■ **Task prompt**:
Convert everything in the data below from the line containing "x-axis-max-label: 100.0% xyxy=(1318,872,1372,890)" down to the line containing "scatter-plot: 20.0% 40.0%", both included, into a JSON list of strings with one string per line and blank lines left out.

■ **Dataset records**:
┄┄┄┄┄┄

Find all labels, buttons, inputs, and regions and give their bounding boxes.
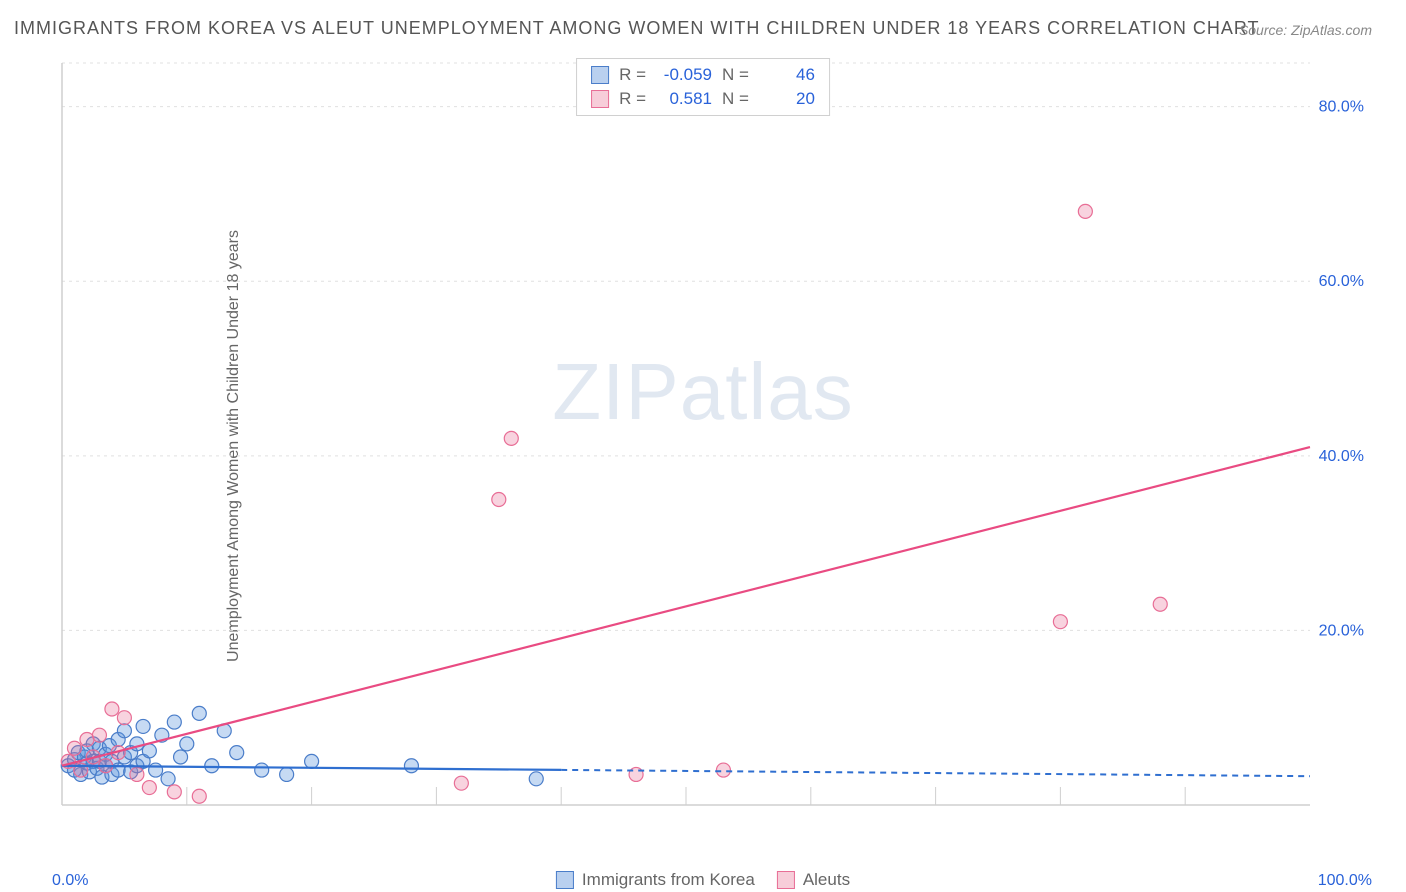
x-axis-max-label: 100.0% xyxy=(1318,872,1372,890)
legend-swatch-icon xyxy=(591,90,609,108)
svg-text:20.0%: 20.0% xyxy=(1319,622,1364,639)
chart-title: IMMIGRANTS FROM KOREA VS ALEUT UNEMPLOYM… xyxy=(14,18,1260,39)
correlation-legend: R = -0.059 N = 46 R = 0.581 N = 20 xyxy=(576,58,830,116)
svg-text:60.0%: 60.0% xyxy=(1319,273,1364,290)
legend-swatch-icon xyxy=(777,871,795,889)
scatter-plot: 20.0% 40.0% 60.0% 80.0% xyxy=(50,55,1370,835)
legend-row: R = -0.059 N = 46 xyxy=(591,63,815,87)
svg-text:40.0%: 40.0% xyxy=(1319,448,1364,465)
legend-item: Aleuts xyxy=(777,870,850,890)
legend-row: R = 0.581 N = 20 xyxy=(591,87,815,111)
legend-item: Immigrants from Korea xyxy=(556,870,755,890)
x-axis-min-label: 0.0% xyxy=(52,872,88,890)
source-attribution: Source: ZipAtlas.com xyxy=(1239,22,1372,38)
legend-swatch-icon xyxy=(591,66,609,84)
svg-text:80.0%: 80.0% xyxy=(1319,99,1364,116)
legend-swatch-icon xyxy=(556,871,574,889)
series-legend: Immigrants from Korea Aleuts xyxy=(556,870,850,890)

┄┄┄┄┄┄

■ **Complete output**:
[
  "x-axis-max-label: 100.0% xyxy=(1318,872,1372,890)",
  "legend-swatch-icon xyxy=(591,90,609,108)",
  "svg-text:20.0%: 20.0% xyxy=(1319,622,1364,639)",
  "chart-title: IMMIGRANTS FROM KOREA VS ALEUT UNEMPLOYM… xyxy=(14,18,1260,39)",
  "correlation-legend: R = -0.059 N = 46 R = 0.581 N = 20 xyxy=(576,58,830,116)",
  "svg-text:60.0%: 60.0% xyxy=(1319,273,1364,290)",
  "legend-swatch-icon xyxy=(777,871,795,889)",
  "scatter-plot: 20.0% 40.0% 60.0% 80.0% xyxy=(50,55,1370,835)"
]